**SELECTION:**
* BEGIN *

Installation of Dataplane on Azure

This document explains how to create Data Plane on Microsoft Azure. ADOC uses Azure's container service to install Data Plane. Azure's container service deploys ADOC's scripts on the Kubernetes clusters. Once the Azure container deploys scripts on the Kubernetes clusters, it terminates. If you need to upgrade the Data Plane or perform any modifications, the container becomes active again and you can execute your tasks.

Installation Procedure

You must first perform the basic setup steps in ADOC by providing the details. Once you complete the setup process in ADOC, you are redirected to Azure and also a file called Azure-values.yaml is downloaded in your system. When you navigate to Azure, you must first upload the Azure-values.yaml file in an Azure container which must exist in an Azure Storage account. Once you upload the Azure-values.yaml file to a container, you must enter the various details on the deployment page for ADOC to perform the Data Plane deployment. Once you provide the details and submit the page, ADOC performs the deployment on Azure.

The deployment is divided into three stages

  1. ADOC Setup - This stage describes the setup details to be performed in ADOC.
  2. Upload YAML File to Azure Container- This stage describes the process of uploading the values.yaml file to Azure container.
  3. Data Plane Deployment- This stage describes the process of deploying the Data Plane on Azure.
  1. You must have access to the Azure container and storage account in which you want to store the YAML file.
  2. You must have the Contributor and User Access Administrator roles in the Azure Resource group in which you want to install the Data Plane. To learn more about Azure roles, see this Microsoft document.

Before you start installing Acceldata data plane on Azure, you could take a quick look at the video explaining the procedure:

ADOC Setup

The installation process starts in ADOC. Once you complete the steps in ADOC, you are automatically redirected to Azure.

  1. Click Register from the left pane.
  2. Click Data Plane.
  3. Click Setup Data Plane.

* END *

**OBJECTIVES:**
[1] Copy out the Azure Data Plane installation text in full, word for word.
[2] Render part of the records as a Markdown table with the columns No. and Line. Begin at the line in the records that contains "pointer: moletowana xyxy=(486,60,496,344)", stop after the line that contains "callout: Pianka profilowana moletowana: Pianka o", number each row, and leave out any blank lines.

**INFORMATION GIVEN:**
* BEGIN *

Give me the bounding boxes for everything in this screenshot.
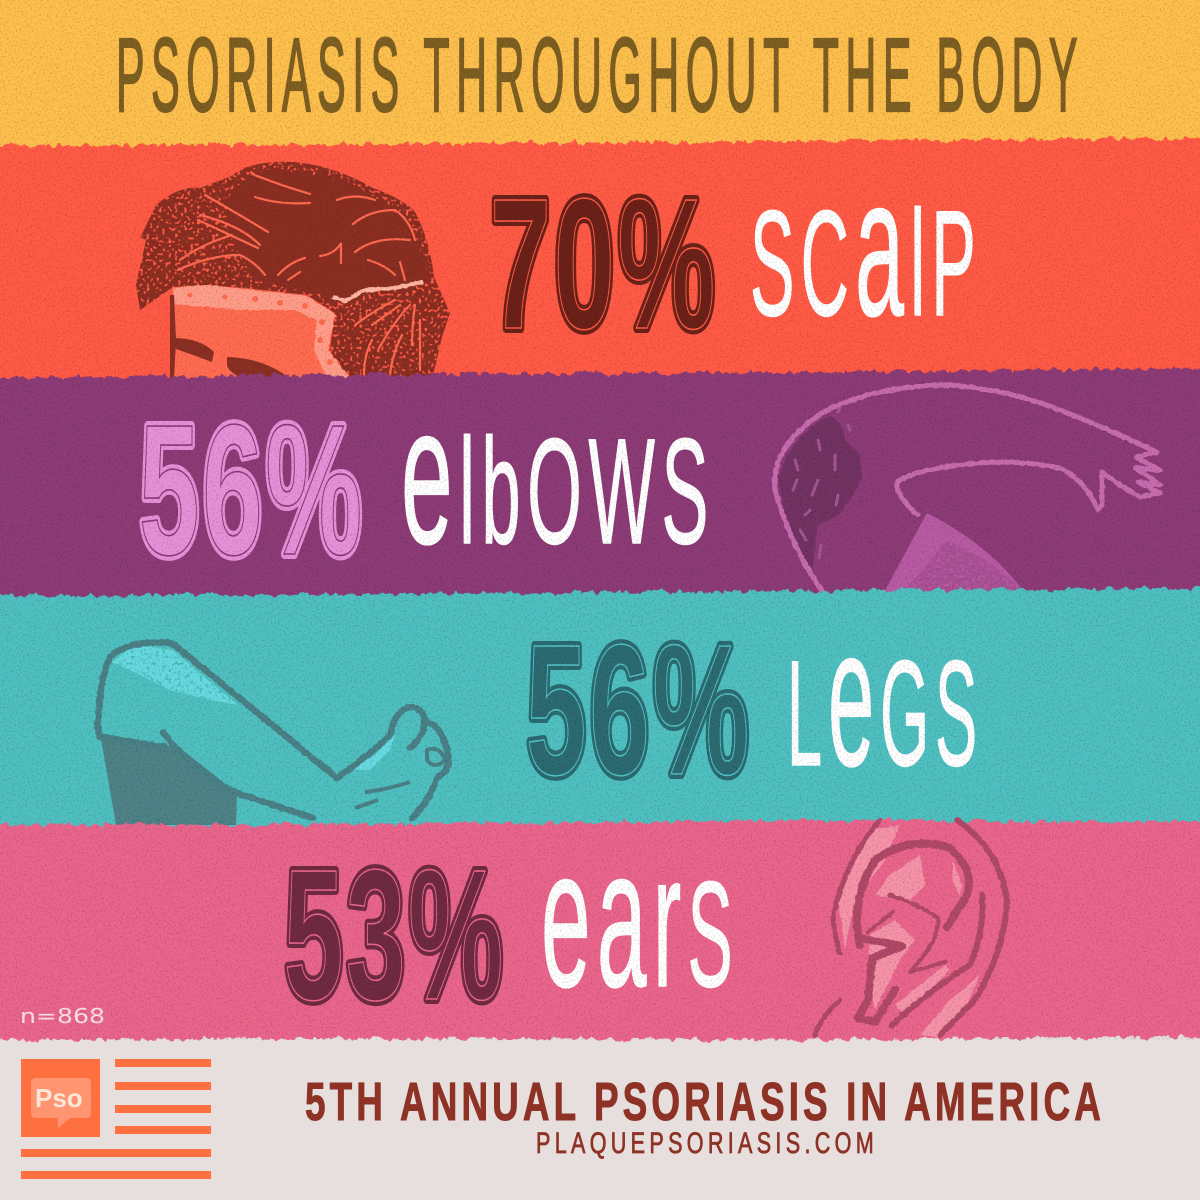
panel: scalp: [0, 136, 1200, 420]
stat: 70%: [490, 161, 718, 368]
hair strands: [178, 174, 420, 375]
eyebrows and face line: [170, 295, 292, 380]
leg outline: [97, 642, 449, 818]
arm outline: [775, 385, 1161, 594]
panel: footer: [0, 1037, 1200, 1200]
footer url: PLAQUEPSORIASIS.COM: [536, 1127, 878, 1160]
stat: 56% elbows: 56%: [139, 387, 365, 594]
panel: ears: [0, 807, 1200, 1060]
stat: 70%: 70%: [490, 161, 718, 368]
stat: 70%: 70%: [490, 161, 718, 368]
solid hair core: [225, 170, 428, 300]
flag stripes: [21, 1059, 211, 1179]
sample size note: n=868: [20, 1004, 105, 1028]
label: ears: earS: [541, 807, 739, 1028]
ear plaques: [838, 825, 980, 1038]
icon: ear with psoriasis: [815, 820, 1007, 1038]
torso wedge: [883, 513, 1025, 594]
label: scalp: SCalP: [750, 136, 982, 357]
shorts: [100, 733, 237, 825]
stat: 56% elbows: [139, 387, 365, 594]
speech bubble: [31, 1078, 91, 1128]
stat: 53%: 53%: [284, 832, 506, 1039]
panel: title band: [0, 0, 1200, 200]
label: legs: LeGS: [787, 586, 983, 807]
ear lines: [815, 820, 1007, 1035]
logo: Pso flag: [21, 1059, 211, 1179]
plaque flecks: [793, 407, 850, 558]
stat: 56% legs: [526, 607, 752, 814]
label: elbows: elbOWS: [401, 364, 715, 585]
elbow plaque: [778, 416, 862, 568]
stat: 56% legs: 56%: [526, 607, 752, 814]
scale line: [333, 282, 423, 301]
Pso wordmark: Pso: [35, 1083, 83, 1113]
stat: 56% legs: 56%: [526, 607, 752, 814]
stat: 53%: [284, 832, 506, 1039]
scalp plaque band: [173, 285, 352, 380]
stat: 56% elbows: 56%: [139, 387, 365, 594]
icon: bent arm with elbow psoriasis: [775, 385, 1161, 594]
panel: legs: [0, 586, 1200, 860]
toe highlight: [350, 735, 395, 770]
panel: elbows: [0, 364, 1200, 640]
foot creases: [355, 749, 445, 808]
plaque spots: [188, 292, 333, 365]
knee plaque: [112, 645, 238, 705]
icon: bent leg with knee psoriasis: [97, 642, 449, 825]
stat: 53%: 53%: [284, 832, 506, 1039]
icon: head with scalp psoriasis: [136, 162, 450, 380]
torso stipple: [900, 540, 1025, 594]
stippled hair edge: [136, 162, 450, 380]
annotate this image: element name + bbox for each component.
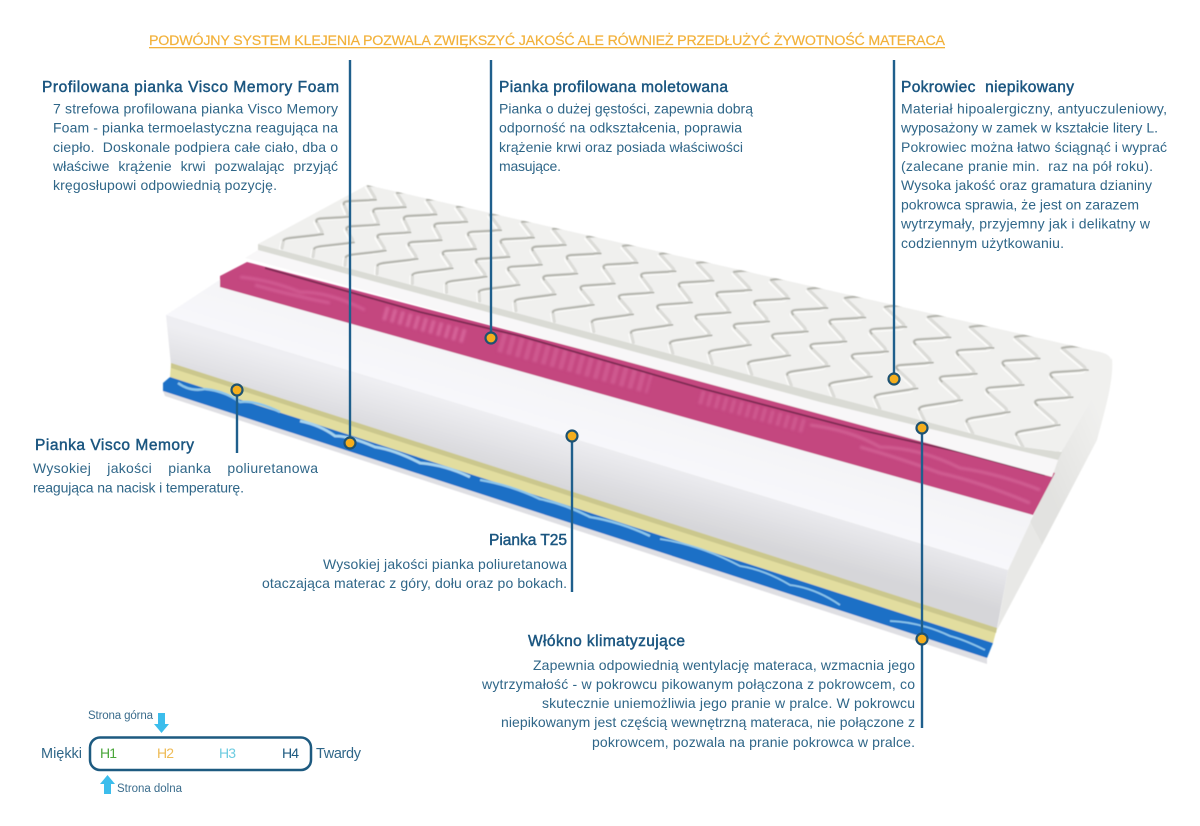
pointer: moletowana xyxy=(486,60,496,344)
callout: Pianka T25 xyxy=(262,532,567,591)
callout: Pokrowiec niepikowany: wytrzymały, przyjemny jak i delikatny w xyxy=(900,216,1151,232)
callout: Pokrowiec niepikowany xyxy=(900,79,1167,251)
callout: Profilowana pianka Visco Memory Foam: ciepło. Doskonale podpiera całe ciało, dba o xyxy=(53,139,338,155)
callout: Włókno klimatyzujące xyxy=(481,633,915,750)
callout: Pianka profilowana moletowana: Pianka o dużej gęstości, zapewnia dobrą xyxy=(499,100,753,116)
callout: Profilowana pianka Visco Memory Foam: 7 strefowa profilowana pianka Visco Memory xyxy=(53,100,338,116)
label: soft: Miękki xyxy=(41,746,82,762)
pointer: Visco Memory Foam xyxy=(344,60,356,448)
callout: Włókno klimatyzujące: wytrzymałość - w pokrowcu pikowanym połączona z pokrowcem, co xyxy=(481,676,915,692)
blue climate fibre layer xyxy=(163,377,993,658)
callout: Pianka profilowana moletowana: odporność na odkształcenia, poprawia xyxy=(499,120,742,136)
callout: Pianka Visco Memory: reagująca na nacisk i temperaturę. xyxy=(33,480,244,496)
callout: Włókno klimatyzujące: Włókno klimatyzujące xyxy=(528,633,685,650)
mattress illustration xyxy=(163,181,1112,664)
title: PODWÓJNY SYSTEM KLEJENIA POZWALA ZWIĘKSZYĆ JAKOŚĆ ALE RÓWNIEŻ PRZEDŁUŻYĆ ŻYWOTNOŚĆ MATERACA xyxy=(149,31,946,49)
arrow: top side xyxy=(154,713,169,733)
callout: Pokrowiec niepikowany: Pokrowiec można łatwo ściągnąć i wyprać xyxy=(901,139,1167,155)
bottom white layer xyxy=(163,391,987,664)
pointer: włókno klimatyzujące xyxy=(916,422,928,728)
label: bottom side: Strona dolna xyxy=(117,783,183,795)
pink profiled foam layer xyxy=(220,262,1055,515)
block top surface xyxy=(166,262,1042,570)
label: top side: Strona górna xyxy=(88,710,154,722)
callout: Pokrowiec niepikowany: wyposażony w zamek w kształcie litery L. xyxy=(900,120,1158,136)
callout: Pianka profilowana moletowana xyxy=(499,79,753,174)
callout: Pianka T25: Pianka T25 xyxy=(489,532,567,549)
callout: Pokrowiec niepikowany: pokrowca sprawia, że jest on zarazem xyxy=(901,196,1139,212)
callout: Pianka profilowana moletowana: masujące. xyxy=(499,158,561,174)
firmness scale legend xyxy=(41,710,362,795)
callout: Profilowana pianka Visco Memory Foam: Foam - pianka termoelastyczna reagująca na xyxy=(53,120,338,136)
callout: Pianka Visco Memory: Wysokiej jakości pianka poliuretanowa xyxy=(33,460,318,476)
callout: Pianka Visco Memory: Pianka Visco Memory xyxy=(35,437,194,454)
white sheet under the quilted cover xyxy=(245,250,1058,477)
firmness levels: H3 xyxy=(219,745,236,761)
scale frame xyxy=(90,738,311,770)
block front face xyxy=(166,315,1008,628)
callout: Pianka T25: otaczająca materac z góry, dołu oraz po bokach. xyxy=(262,575,567,591)
quilted zigzag pattern xyxy=(273,181,1096,457)
yellow visco layer xyxy=(170,363,997,643)
callout: Profilowana pianka Visco Memory Foam: właściwe krążenie krwi pozwalając przyjąć xyxy=(52,158,338,174)
callout: Pianka profilowana moletowana: krążenie krwi oraz posiada właściwości xyxy=(499,139,743,155)
callout: Pianka profilowana moletowana: Pianka profilowana moletowana xyxy=(499,79,728,96)
callout: Pokrowiec niepikowany: codziennym użytkowaniu. xyxy=(901,235,1064,251)
label: hard: Twardy xyxy=(316,746,362,762)
firmness levels xyxy=(100,745,299,761)
firmness levels: H2 xyxy=(157,745,174,761)
side face of mattress xyxy=(1030,358,1112,545)
quilted cover front edge xyxy=(258,244,1062,460)
arrow: bottom side xyxy=(100,775,115,794)
callout: Pokrowiec niepikowany: Wysoka jakość oraz gramatura dzianiny xyxy=(901,177,1152,193)
callout: Pianka T25: Wysokiej jakości pianka poliuretanowa xyxy=(323,556,567,572)
firmness levels: H4 xyxy=(282,745,299,761)
pointer: Visco Memory xyxy=(232,384,242,453)
firmness levels: H1 xyxy=(100,745,117,761)
quilted cover top surface xyxy=(258,185,1112,452)
callout: Profilowana pianka Visco Memory Foam: kręgosłupowi odpowiednią pozycję. xyxy=(53,177,277,193)
side face of foam block xyxy=(997,522,1042,630)
callout: Profilowana pianka Visco Memory Foam: Profilowana pianka Visco Memory Foam xyxy=(42,79,339,96)
callout: Włókno klimatyzujące: pokrowcem, pozwala na pranie pokrowca w pralce. xyxy=(592,734,915,750)
callout: Włókno klimatyzujące: skutecznie uniemożliwia jego pranie w pralce. W pokrowcu xyxy=(542,695,915,711)
callout: Pokrowiec niepikowany: Materiał hipoalergiczny, antyuczuleniowy, xyxy=(901,100,1167,116)
callout: Pianka Visco Memory xyxy=(33,437,318,496)
callout: Włókno klimatyzujące: niepikowanym jest częścią wewnętrzną materaca, nie połączone z xyxy=(501,714,915,730)
callout: Włókno klimatyzujące: Zapewnia odpowiednią wentylację materaca, wzmacnia jego xyxy=(533,657,915,673)
pointer: T25 xyxy=(566,430,578,592)
callout: Pokrowiec niepikowany: Pokrowiec niepikowany xyxy=(901,79,1074,96)
pointer: pokrowiec xyxy=(888,60,900,384)
callout: Profilowana pianka Visco Memory Foam xyxy=(42,79,339,193)
callout: Pokrowiec niepikowany: (zalecane pranie min. raz na pół roku). xyxy=(901,158,1153,174)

* END *

**SOLUTIONS BELOW:**
[1]
Installation of Dataplane on Azure

This document explains how to create Data Plane on Microsoft Azure. ADOC uses Azure's container service to install Data Plane. Azure's container service deploys ADOC's scripts on the Kubernetes clusters. Once the Azure container deploys scripts on the Kubernetes clusters, it terminates. If you need to upgrade the Data Plane or perform any modifications, the container becomes active again and you can execute your tasks.

Installation Procedure

You must first perform the basic setup steps in ADOC by providing the details. Once you complete the setup process in ADOC, you are redirected to Azure and also a file called Azure-values.yaml is downloaded in your system. When you navigate to Azure, you must first upload the Azure-values.yaml file in an Azure container which must exist in an Azure Storage account. Once you upload the Azure-values.yaml file to a container, you must enter the various details on the deployment page for ADOC to perform the Data Plane deployment. Once you provide the details and submit the page, ADOC performs the deployment on Azure.

The deployment is divided into three stages

  1. ADOC Setup - This stage describes the setup details to be performed in ADOC.
  2. Upload YAML File to Azure Container- This stage describes the process of uploading the values.yaml file to Azure container.
  3. Data Plane Deployment- This stage describes the process of deploying the Data Plane on Azure.
  1. You must have access to the Azure container and storage account in which you want to store the YAML file.
  2. You must have the Contributor and User Access Administrator roles in the Azure Resource group in which you want to install the Data Plane. To learn more about Azure roles, see this Microsoft document.

Before you start installing Acceldata data plane on Azure, you could take a quick look at the video explaining the procedure:

ADOC Setup

The installation process starts in ADOC. Once you complete the steps in ADOC, you are automatically redirected to Azure.

  1. Click Register from the left pane.
  2. Click Data Plane.
  3. Click Setup Data Plane.

[2]
| No. | Line |
|---|---|
| 1 | pointer: moletowana xyxy=(486,60,496,344) |
| 2 | callout: Pianka T25 xyxy=(262,532,567,591) |
| 3 | callout: Pokrowiec niepikowany: wytrzymały, przyjemny jak i delikatny w xyxy=(900,216,1151,232) |
| 4 | callout: Pokrowiec niepikowany xyxy=(900,79,1167,251) |
| 5 | callout: Profilowana pianka Visco Memory Foam: ciepło. Doskonale podpiera całe ciało, dba o xyxy=(53,139,338,155) |
| 6 | callout: Włókno klimatyzujące xyxy=(481,633,915,750) |
| 7 | callout: Pianka profilowana moletowana: Pianka o dużej gęstości, zapewnia dobrą xyxy=(499,100,753,116) |